# Is there a Palermo Pizza in Paddington, AUS?



## Unleaded (Feb 16, 2018)

I am trying to understand how a prepaid Pizza was ordered from Palermo Pizza order in Edison, New Jersey (USA) and the order assigned to an Uber Eats Delivery driver for delivery in Paddington, Australia. Is there a Palermo Pizza there? And in this age of high technology, how could this have happened? Any ideas?


----------



## Jack Malarkey (Jan 11, 2016)

It looks as though all Palermo’s Pizzerias in Australia are in Melbourne and so are some significant distance from Paddington (which is in Sydney).


----------



## Unleaded (Feb 16, 2018)

Through some technology glitch, a Paddington, Australia customer ordered pizza through Uber Eats from Palermo Pizza in Edison, NJ (USA) with the delivery address in Paddington Australia. I was just trying to determine if there are Palermo Pizza restaurants in Australia and how many and where they are located. The issue was resolved, but my inquiry was just trying to figure out how this could have happened. Thank you for your help.


----------



## Unleaded (Feb 16, 2018)

### ITEMS

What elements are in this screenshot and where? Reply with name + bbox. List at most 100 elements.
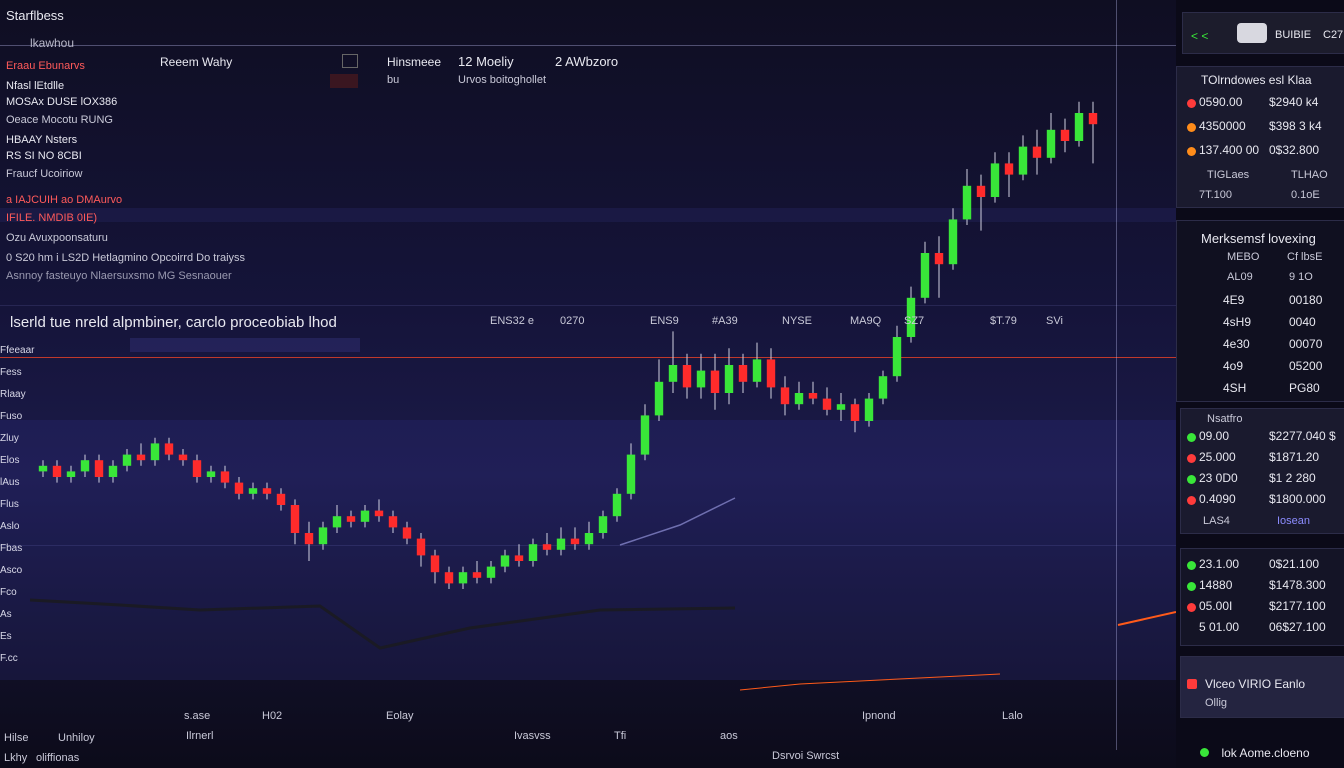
list-item[interactable]: 14880 $1478.300 [1185, 578, 1344, 599]
candle[interactable] [864, 393, 874, 427]
bottom-label-3[interactable]: Eolay [386, 710, 414, 722]
candle[interactable] [780, 376, 790, 416]
candle[interactable] [598, 510, 608, 539]
candle[interactable] [570, 527, 580, 550]
candle[interactable] [1046, 113, 1056, 164]
exchange-logo-icon[interactable] [1237, 23, 1267, 43]
list-item[interactable]: 23.1.00 0$21.100 [1185, 557, 1344, 578]
list-item[interactable]: 5 01.00 06$27.100 [1185, 620, 1344, 641]
exchange-name[interactable]: BUIBIE [1275, 29, 1311, 41]
ticker-label[interactable]: ENS32 e [490, 315, 534, 327]
candle[interactable] [612, 488, 622, 522]
list-item[interactable]: 4o9 05200 [1177, 359, 1337, 381]
list-item[interactable]: 05.00I $2177.100 [1185, 599, 1344, 620]
candle[interactable] [836, 393, 846, 421]
candle[interactable] [640, 404, 650, 461]
candle[interactable] [1018, 135, 1028, 181]
candle[interactable] [710, 353, 720, 410]
list-item[interactable]: 09.00 $2277.040 $ [1185, 429, 1344, 450]
list-item[interactable]: 0.4090 $1800.000 [1185, 492, 1344, 513]
candle[interactable] [346, 510, 356, 528]
candle[interactable] [556, 527, 566, 556]
ticker-label[interactable]: ENS9 [650, 315, 679, 327]
candle[interactable] [682, 353, 692, 399]
candle[interactable] [332, 505, 342, 533]
candle[interactable] [766, 348, 776, 399]
tab-4-value[interactable]: 2 AWbzoro [555, 54, 618, 69]
candle[interactable] [458, 566, 468, 589]
candle[interactable] [38, 460, 48, 477]
candle[interactable] [304, 521, 314, 561]
candle[interactable] [528, 538, 538, 567]
list-item[interactable]: 4350000 $398 3 k4 [1185, 119, 1344, 143]
candle[interactable] [822, 387, 832, 416]
candle[interactable] [1074, 101, 1084, 147]
list-item[interactable]: 0590.00 $2940 k4 [1185, 95, 1344, 119]
alert-panel[interactable]: Vlceo VIRIO Eanlo Ollig [1180, 656, 1344, 718]
chart-area[interactable]: Starflbess lkawhou Reeem Wahy Hinsmeee 1… [0, 0, 1176, 768]
candle[interactable] [514, 544, 524, 567]
candle[interactable] [1060, 118, 1070, 153]
candle[interactable] [654, 359, 664, 421]
candle[interactable] [472, 561, 482, 584]
candle[interactable] [108, 460, 118, 483]
list-item[interactable]: 4sH9 0040 [1177, 315, 1337, 337]
candle[interactable] [262, 482, 272, 500]
ticker-label[interactable]: SVi [1046, 315, 1063, 327]
candle[interactable] [1004, 152, 1014, 197]
list-item[interactable]: 23 0D0 $1 2 280 [1185, 471, 1344, 492]
candle[interactable] [1088, 101, 1098, 164]
candle[interactable] [738, 353, 748, 393]
candle[interactable] [626, 443, 636, 500]
bottom-label-5[interactable]: Lalo [1002, 710, 1023, 722]
candle[interactable] [808, 381, 818, 405]
candle[interactable] [486, 561, 496, 584]
candle[interactable] [276, 488, 286, 511]
candle[interactable] [206, 465, 216, 483]
list-item[interactable]: 25.000 $1871.20 [1185, 450, 1344, 471]
candle[interactable] [850, 398, 860, 433]
candle[interactable] [136, 443, 146, 466]
tab-3-value[interactable]: 12 Moeliy [458, 54, 514, 69]
bottom-label-1[interactable]: s.ase [184, 710, 210, 722]
candle[interactable] [80, 454, 90, 477]
candle[interactable] [878, 370, 888, 405]
list-item[interactable]: 4SH PG80 [1177, 381, 1337, 403]
candle[interactable] [934, 236, 944, 298]
candle[interactable] [444, 566, 454, 589]
candle[interactable] [290, 499, 300, 545]
candle[interactable] [948, 208, 958, 270]
ticker-label[interactable]: $T.79 [990, 315, 1017, 327]
candle[interactable] [990, 152, 1000, 203]
indicator-bar[interactable] [130, 338, 360, 352]
trade-footer-right[interactable]: Iosean [1277, 515, 1310, 527]
candle[interactable] [66, 465, 76, 483]
ticker-label[interactable]: SZ7 [904, 315, 924, 327]
ticker-label[interactable]: NYSE [782, 315, 812, 327]
candle[interactable] [318, 521, 328, 550]
candle[interactable] [752, 342, 762, 388]
candle[interactable] [500, 549, 510, 573]
candle[interactable] [178, 449, 188, 466]
candle[interactable] [430, 549, 440, 584]
bottom-label-2[interactable]: H02 [262, 710, 282, 722]
candle[interactable] [402, 521, 412, 545]
list-item[interactable]: 4E9 00180 [1177, 293, 1337, 315]
ticker-label[interactable]: 0270 [560, 315, 584, 327]
candle[interactable] [52, 460, 62, 483]
candle[interactable] [794, 381, 804, 410]
candle[interactable] [192, 454, 202, 483]
candle[interactable] [724, 348, 734, 405]
tab-1[interactable]: Reeem Wahy [160, 55, 232, 69]
candle[interactable] [416, 533, 426, 567]
bottom-label-4[interactable]: Ipnond [862, 710, 896, 722]
candle[interactable] [220, 465, 230, 489]
candle[interactable] [892, 325, 902, 382]
candle[interactable] [976, 174, 986, 231]
candle[interactable] [1032, 129, 1042, 175]
candle[interactable] [122, 449, 132, 472]
candle[interactable] [164, 437, 174, 461]
candle[interactable] [696, 353, 706, 399]
candle[interactable] [94, 454, 104, 483]
candle[interactable] [584, 521, 594, 550]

### TASK REQUIREMENTS
1 – Pull out each line of the rows above that contains the string "bottom", matching its case.
2 – Write the next part of the forum thread about Palermo Pizza in Paddington, picking up after its last line.

### ANSWERS BELOW
1 –
bottom-label-3[interactable]: Eolay [386, 710, 414, 722]
bottom-label-5[interactable]: Lalo [1002, 710, 1023, 722]
bottom-label-1[interactable]: s.ase [184, 710, 210, 722]
bottom-label-2[interactable]: H02 [262, 710, 282, 722]
bottom-label-4[interactable]: Ipnond [862, 710, 896, 722]

2 –
What is it like Ubering in Australia? Are the rides extra long between cities and donyou ever do pick ups and drop offs in the area we non-Aussies see in the movies about the extensive and desolate outback? Don’t know much about Australia with the exception of what is portrayed in “Crocodile Dundee” movies. LOL


----------



## Slazenger (May 17, 2018)

Where is Who is John Galt?


----------



## Unleaded (Feb 16, 2018)

John Galt??? Wha?


----------



## Hugh G (Sep 22, 2016)

Jack Malarkey said:


> Paddington (which is in Sydney).


And also Queensland.... https://en.wikipedia.org/wiki/Paddington,_Queensland


----------



## Unleaded (Feb 16, 2018)

Thank you for your input on Paddington. Greatly appreciated.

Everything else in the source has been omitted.